### Your task
Reproduce the lines from the one holding "color-swatch [125,935,150,951]" through the one holding "geopotential-label: 154 [319,597,341,612]", inclusive, swapping "colorbar-tick-label" for "scale-tick-label" and leaving everything else as it is.

### Task data
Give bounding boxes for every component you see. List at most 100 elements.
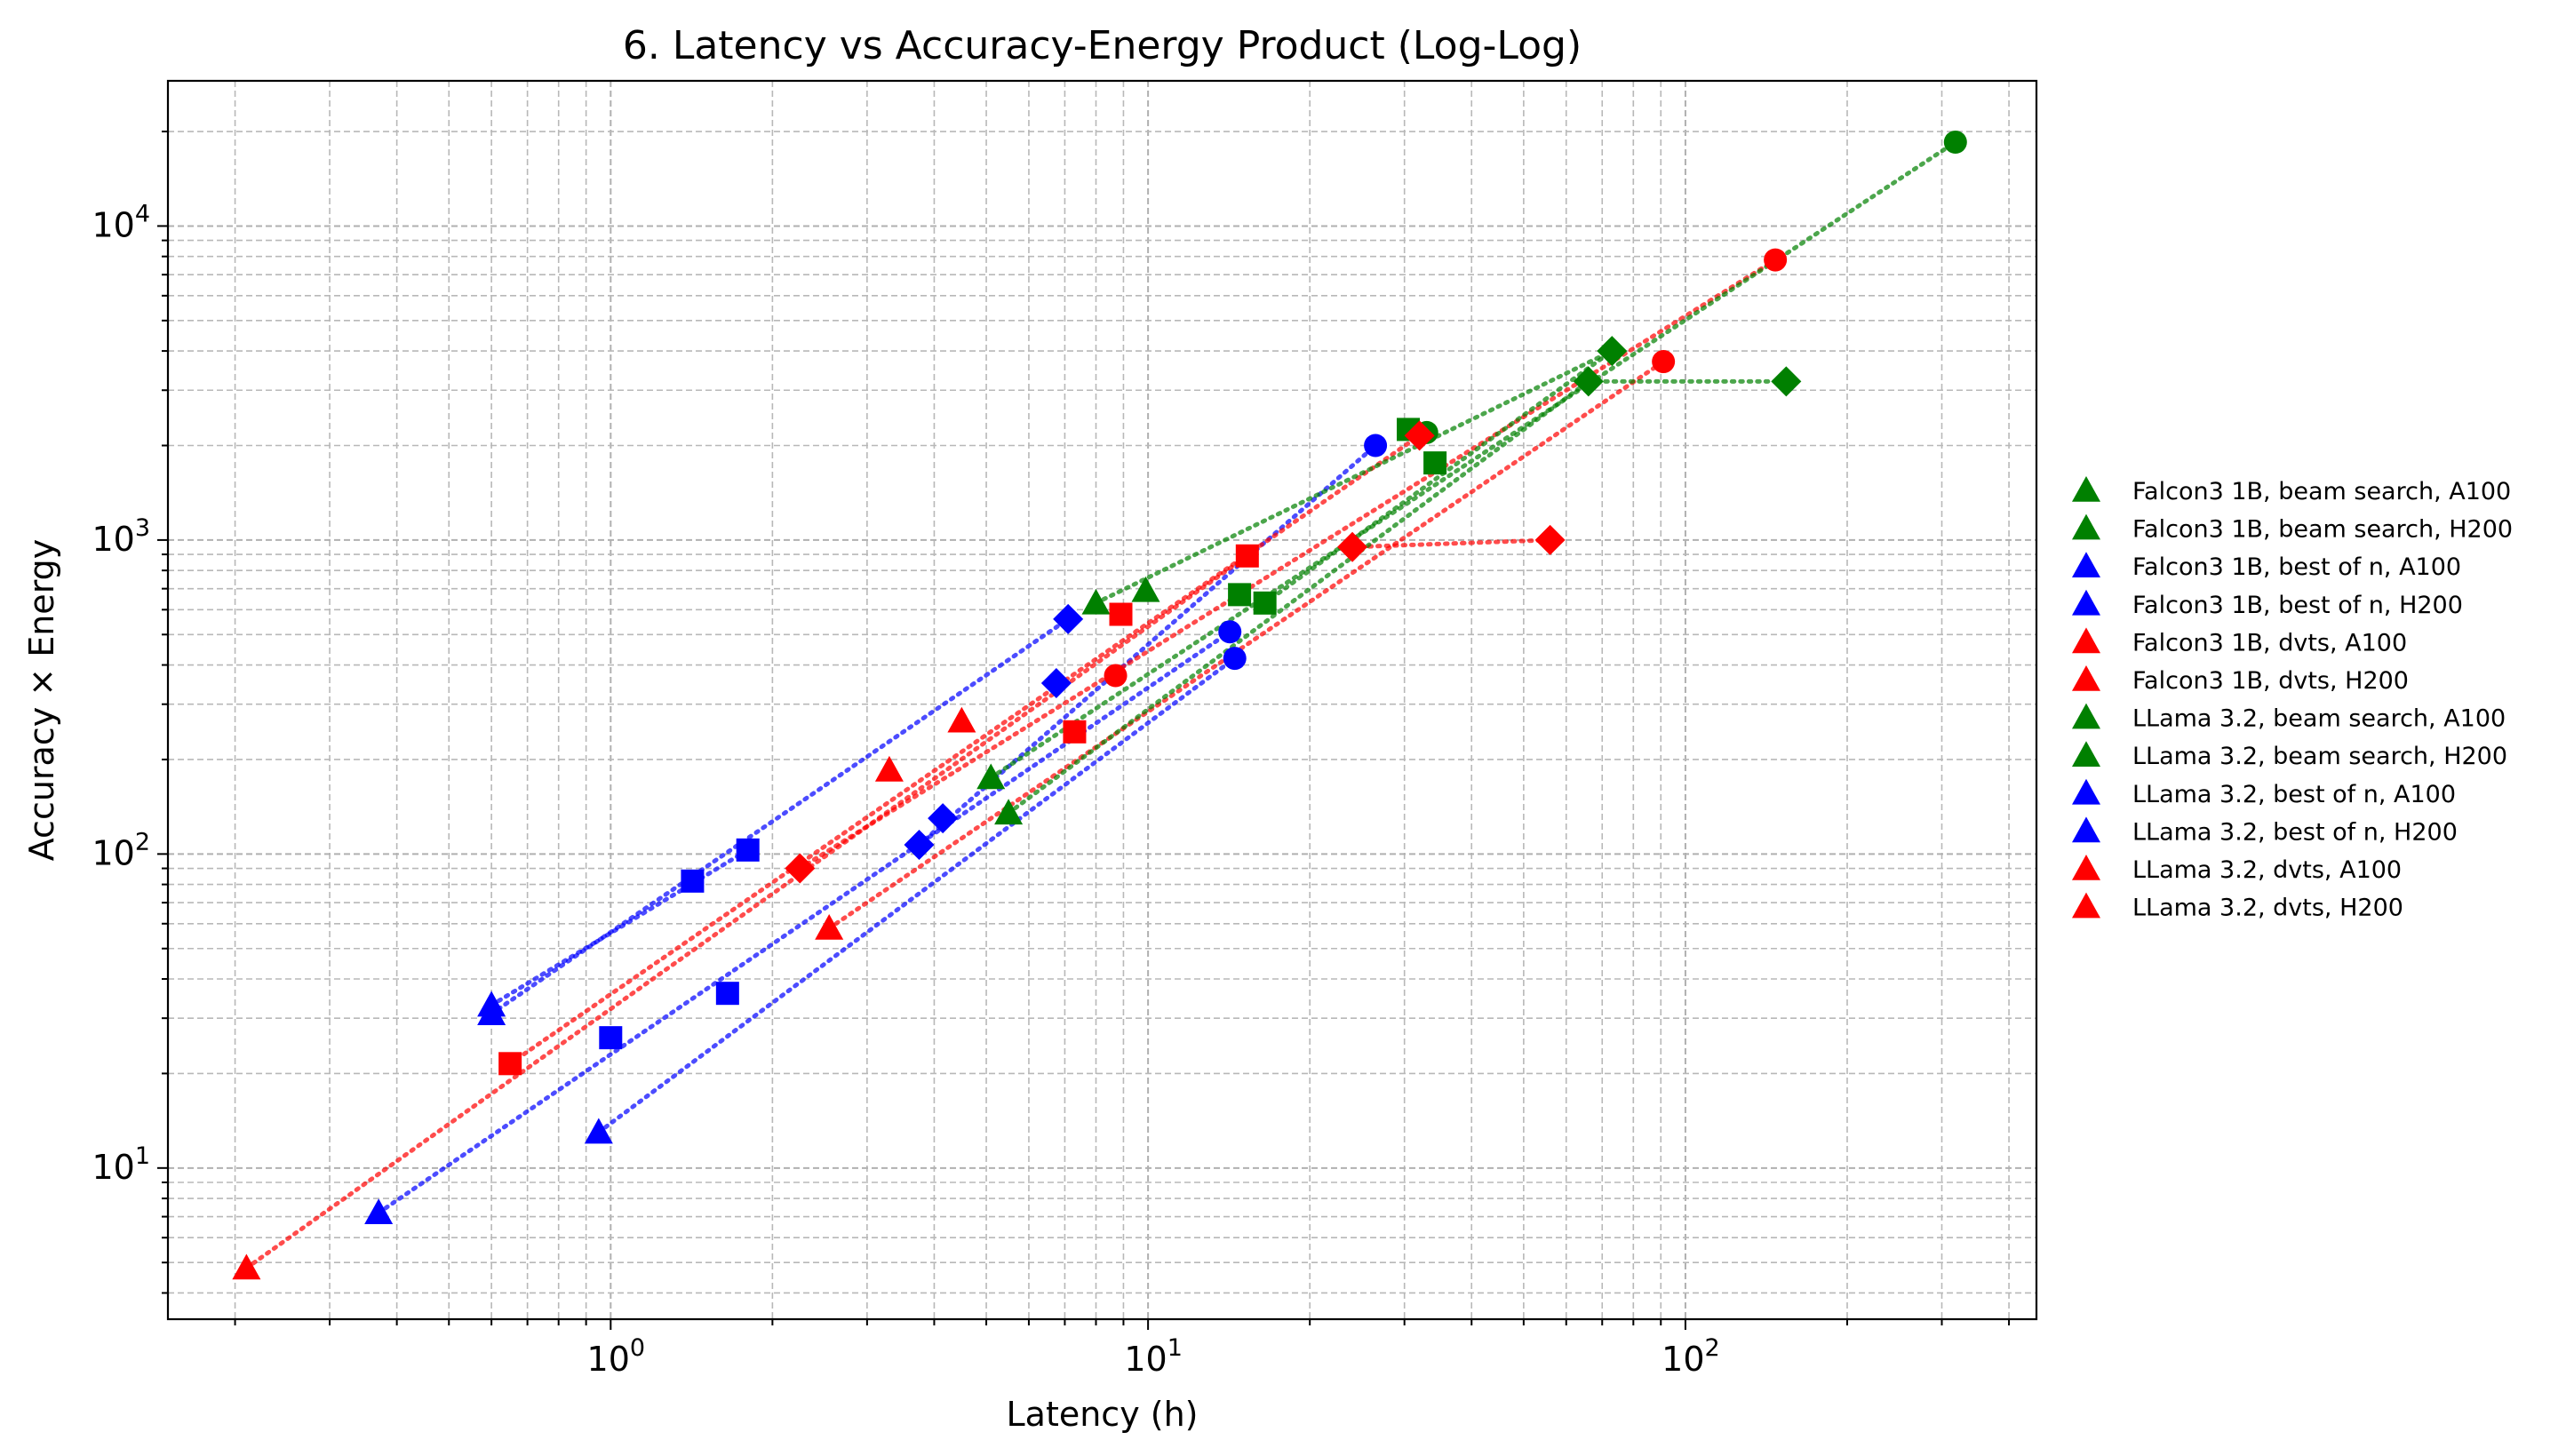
data-point-circle <box>1223 647 1247 671</box>
data-point-triangle <box>232 1253 261 1280</box>
legend-label: LLama 3.2, best of n, A100 <box>2132 781 2456 808</box>
grid-layer <box>168 81 2036 1319</box>
legend-entry: LLama 3.2, beam search, H200 <box>2072 741 2507 770</box>
legend-entry: LLama 3.2, beam search, A100 <box>2072 703 2506 733</box>
data-point-triangle <box>815 913 844 940</box>
data-point-square <box>1423 451 1447 475</box>
markers-layer <box>232 131 1967 1280</box>
x-axis-label: Latency (h) <box>1006 1395 1198 1434</box>
data-point-triangle <box>364 1198 394 1225</box>
data-point-diamond <box>928 803 959 834</box>
data-point-triangle <box>947 706 976 733</box>
data-point-triangle <box>477 999 506 1025</box>
data-point-square <box>715 982 739 1006</box>
data-point-square <box>736 838 760 862</box>
legend-label: LLama 3.2, beam search, A100 <box>2132 705 2506 733</box>
trend-line <box>489 847 751 1008</box>
data-point-square <box>599 1026 623 1050</box>
legend-entry: Falcon3 1B, dvts, A100 <box>2072 627 2407 656</box>
legend-entry: Falcon3 1B, best of n, A100 <box>2072 552 2461 581</box>
legend-marker <box>2072 513 2100 540</box>
data-point-square <box>1228 583 1252 607</box>
legend-entry: Falcon3 1B, dvts, H200 <box>2072 665 2409 695</box>
legend-marker <box>2072 892 2100 919</box>
legend-label: Falcon3 1B, best of n, H200 <box>2132 592 2463 619</box>
data-point-diamond <box>1053 603 1084 634</box>
legend-marker <box>2072 589 2100 616</box>
data-point-circle <box>1943 131 1967 155</box>
legend-entry: LLama 3.2, best of n, H200 <box>2072 816 2458 846</box>
data-point-diamond <box>1534 524 1566 555</box>
legend-marker <box>2072 476 2100 502</box>
data-point-triangle <box>584 1118 613 1144</box>
data-point-triangle <box>1131 576 1160 602</box>
legend-entry: Falcon3 1B, best of n, H200 <box>2072 589 2463 619</box>
data-point-circle <box>1364 434 1388 457</box>
legend-marker <box>2072 816 2100 843</box>
legend-entry: LLama 3.2, dvts, A100 <box>2072 855 2402 884</box>
legend-label: LLama 3.2, best of n, H200 <box>2132 818 2458 846</box>
legend-entry: Falcon3 1B, beam search, H200 <box>2072 513 2513 544</box>
data-point-square <box>1109 602 1133 626</box>
trend-line <box>376 629 1232 1215</box>
data-point-triangle <box>1081 588 1111 615</box>
data-point-diamond <box>1573 366 1604 397</box>
legend: Falcon3 1B, beam search, A100 Falcon3 1B,… <box>2072 476 2513 922</box>
plot-frame <box>166 79 2038 1321</box>
legend-label: LLama 3.2, dvts, A100 <box>2132 856 2402 884</box>
data-point-square <box>1235 544 1259 568</box>
trend-line <box>243 553 1250 1270</box>
x-tick-label: 100 <box>587 1334 646 1379</box>
data-point-circle <box>1218 620 1242 644</box>
legend-entry: Falcon3 1B, beam search, A100 <box>2072 476 2511 505</box>
y-axis-label: Accuracy × Energy <box>22 539 61 862</box>
y-tick-label: 103 <box>92 514 150 559</box>
legend-marker <box>2072 741 2100 767</box>
trend-line <box>1263 348 1614 606</box>
legend-marker <box>2072 665 2100 691</box>
legend-label: Falcon3 1B, beam search, H200 <box>2132 516 2513 544</box>
data-point-circle <box>1764 248 1788 272</box>
x-tick-label: 101 <box>1124 1334 1183 1379</box>
y-tick-label: 101 <box>92 1142 150 1187</box>
trend-line <box>826 359 1666 931</box>
data-point-square <box>498 1052 522 1076</box>
trend-line <box>1006 378 1591 816</box>
legend-label: LLama 3.2, beam search, H200 <box>2132 743 2507 770</box>
data-point-diamond <box>904 829 935 860</box>
y-tick-label: 104 <box>92 200 150 244</box>
chart-title: 6. Latency vs Accuracy-Energy Product (L… <box>623 23 1582 68</box>
legend-marker <box>2072 778 2100 805</box>
legend-label: Falcon3 1B, dvts, A100 <box>2132 629 2407 656</box>
legend-label: LLama 3.2, dvts, H200 <box>2132 895 2403 922</box>
axis-ticks: 100 101 102 101 102 103 104 <box>92 131 2011 1379</box>
legend-entry: LLama 3.2, dvts, H200 <box>2072 892 2403 922</box>
legend-label: Falcon3 1B, dvts, H200 <box>2132 667 2409 695</box>
data-point-circle <box>1104 664 1128 688</box>
y-tick-label: 102 <box>92 828 150 872</box>
legend-marker <box>2072 627 2100 654</box>
trend-line <box>1350 537 1553 550</box>
data-point-diamond <box>1040 668 1072 699</box>
trend-line <box>507 433 1422 1066</box>
data-point-triangle <box>874 755 904 782</box>
x-tick-label: 102 <box>1662 1334 1720 1379</box>
data-point-diamond <box>1337 531 1368 562</box>
data-point-triangle <box>976 763 1006 790</box>
data-point-diamond <box>785 853 816 884</box>
legend-marker <box>2072 703 2100 729</box>
trend-line <box>1094 348 1614 606</box>
legend-label: Falcon3 1B, best of n, A100 <box>2132 553 2461 581</box>
data-point-diamond <box>1404 420 1435 451</box>
legend-entry: LLama 3.2, best of n, A100 <box>2072 778 2456 808</box>
data-point-square <box>681 869 705 893</box>
legend-marker <box>2072 855 2100 880</box>
data-point-square <box>1063 720 1087 744</box>
legend-label: Falcon3 1B, beam search, A100 <box>2132 478 2511 505</box>
data-point-square <box>1253 591 1277 615</box>
data-point-circle <box>1652 350 1676 374</box>
data-point-triangle <box>994 799 1024 825</box>
data-point-diamond <box>1771 366 1802 397</box>
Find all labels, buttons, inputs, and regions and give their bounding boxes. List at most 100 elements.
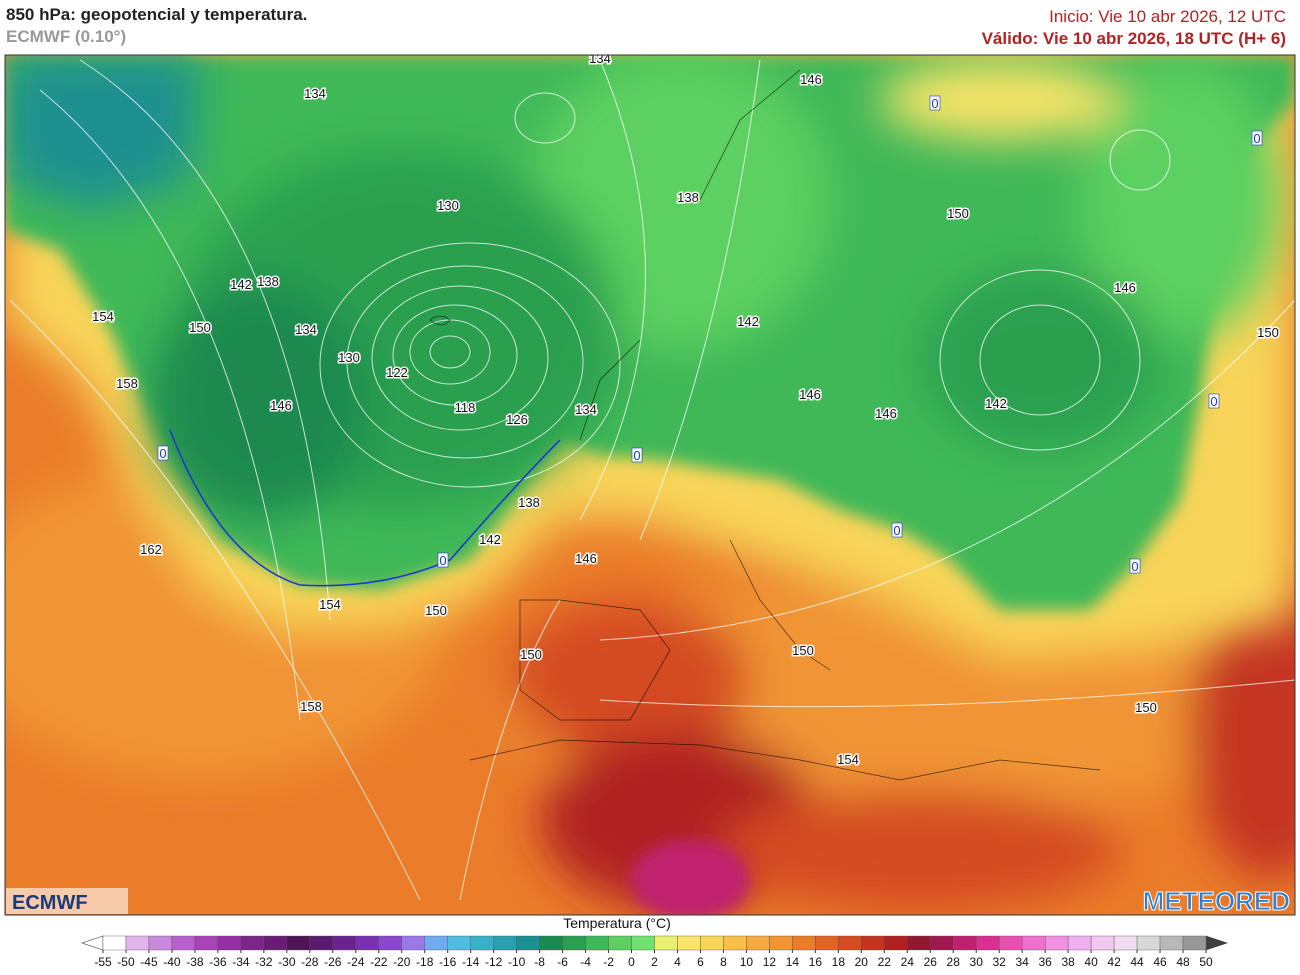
color-swatch [125,935,150,951]
isotherm-label-box [1251,130,1263,146]
ecmwf-logo-text: ECMWF [12,892,88,914]
colorbar-tick-label: -20 [393,955,411,969]
color-swatch [194,935,219,951]
colorbar-tick-label: 24 [901,955,915,969]
geopotential-label: 142 [479,532,501,547]
isotherm-label: 0 [159,446,166,461]
color-swatch [355,935,379,951]
colorbar-tick-label: 34 [1015,955,1029,969]
color-swatch [171,935,196,951]
colorbar-tick-label: -14 [462,955,480,969]
geopotential-label: 154 [319,597,341,612]
colorbar: -55 -50 -45 -40 -38 -36 -34 -32 -30 -28 -26 -24 -22-… [81,935,1228,969]
colorbar-tick-label: 30 [970,955,984,969]
colorbar-tick-label: -50 [117,955,135,969]
geopotential-label: 118 [455,400,476,415]
geopotential-label: 162 [140,542,162,557]
colorbar-tick-label: 16 [809,955,823,969]
isotherm-label-box [157,445,169,461]
geopotential-label: 126 [506,412,528,427]
colorbar-tick-label: -2 [603,955,614,969]
color-swatch [240,935,265,951]
geopotential-label: 150 [1257,325,1279,340]
geopotential-label: 134 [575,402,597,417]
isotherm-label: 0 [1131,559,1138,574]
colorbar-tick-label: -22 [370,955,388,969]
color-swatch [424,935,448,951]
isotherm-label: 0 [1210,394,1217,409]
geopotential-label: 142 [230,277,252,292]
geopotential-label: 142 [985,396,1007,411]
colorbar-tick-label: -36 [209,955,227,969]
color-swatch [792,935,816,951]
color-swatch [1136,935,1161,951]
color-swatch [861,935,885,951]
color-swatch [470,935,494,951]
isotherm-label: 0 [439,553,446,568]
geopotential-label: 138 [518,495,540,510]
colorbar-tick-label: -32 [255,955,273,969]
colorbar-tick-label: 36 [1038,955,1052,969]
colorbar-tick-label: 20 [855,955,869,969]
color-swatch [217,935,242,951]
color-swatch [309,935,333,951]
geopotential-label: 150 [1135,700,1157,715]
colorbar-tick-label: -8 [534,955,545,969]
title: 850 hPa: geopotencial y temperatura. [6,5,307,24]
color-swatch [516,935,540,951]
geopotential-label: 158 [116,376,138,391]
colorbar-tick-label: 12 [763,955,777,969]
geopotential-label: 150 [520,647,542,662]
colorbar-tick-label: 46 [1153,955,1167,969]
isotherm-label-box [1129,558,1141,574]
color-swatch [608,935,632,951]
colorbar-tick-label: -16 [439,955,457,969]
colorbar-tick-label: 18 [832,955,846,969]
isotherm-label-box [891,522,903,538]
geopotential-label: 154 [837,752,859,767]
color-swatch [1044,935,1069,951]
isotherm-label-box [631,447,643,463]
colorbar-tick-label: 48 [1176,955,1190,969]
geopotential-label: 142 [737,314,759,329]
isotherm-label: 0 [893,523,900,538]
geopotential-label: 138 [677,190,699,205]
map: 134 134 146 0 0 138 130 150 142 138 146 154 150 134 14… [5,51,1295,915]
geopotential-label: 134 [295,322,317,337]
colorbar-tick-label: -30 [278,955,296,969]
colorbar-tick-label: 2 [651,955,658,969]
isotherm-label-box [929,95,941,111]
colorbar-tick-label: -40 [163,955,181,969]
color-swatch [585,935,609,951]
geopotential-label: 150 [425,603,447,618]
colorbar-tick-label: -10 [508,955,526,969]
geopotential-label: 134 [589,51,611,66]
color-swatch [907,935,931,951]
geopotential-label: 150 [189,320,211,335]
colorbar-tick-label: -4 [580,955,591,969]
colorbar-tick-label: 32 [993,955,1007,969]
colorbar-tick-label: -34 [232,955,250,969]
color-swatch [746,935,770,951]
color-swatch [838,935,862,951]
color-swatch [723,935,747,951]
color-swatch [332,935,356,951]
color-swatch [286,935,311,951]
color-swatch [562,935,586,951]
init-time: Inicio: Vie 10 abr 2026, 12 UTC [1049,7,1286,26]
valid-time: Válido: Vie 10 abr 2026, 18 UTC (H+ 6) [982,29,1286,48]
geopotential-label: 158 [300,699,322,714]
color-swatch [998,935,1023,951]
geopotential-label: 130 [437,198,459,213]
geopotential-label: 146 [875,406,897,421]
color-swatch [401,935,425,951]
colorbar-tick-label: 22 [878,955,892,969]
colorbar-label: Temperatura (°C) [563,915,671,931]
colorbar-tick-label: -38 [186,955,204,969]
color-swatch [1113,935,1138,951]
geopotential-label: 134 [304,86,326,101]
color-swatch [654,935,678,951]
color-swatch [1159,935,1184,951]
color-swatch [493,935,517,951]
colorbar-tick-label: 44 [1130,955,1144,969]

### Worked solution
color-swatch [125,935,150,951]
isotherm-label-box [1251,130,1263,146]
ecmwf-logo-text: ECMWF [12,892,88,914]
scale-tick-label: -20 [393,955,411,969]
color-swatch [194,935,219,951]
scale-tick-label: 24 [901,955,915,969]
geopotential-label: 142 [479,532,501,547]
isotherm-label: 0 [159,446,166,461]
color-swatch [355,935,379,951]
scale-tick-label: 34 [1015,955,1029,969]
color-swatch [171,935,196,951]
scale-tick-label: -14 [462,955,480,969]
geopotential-label: 154 [319,597,341,612]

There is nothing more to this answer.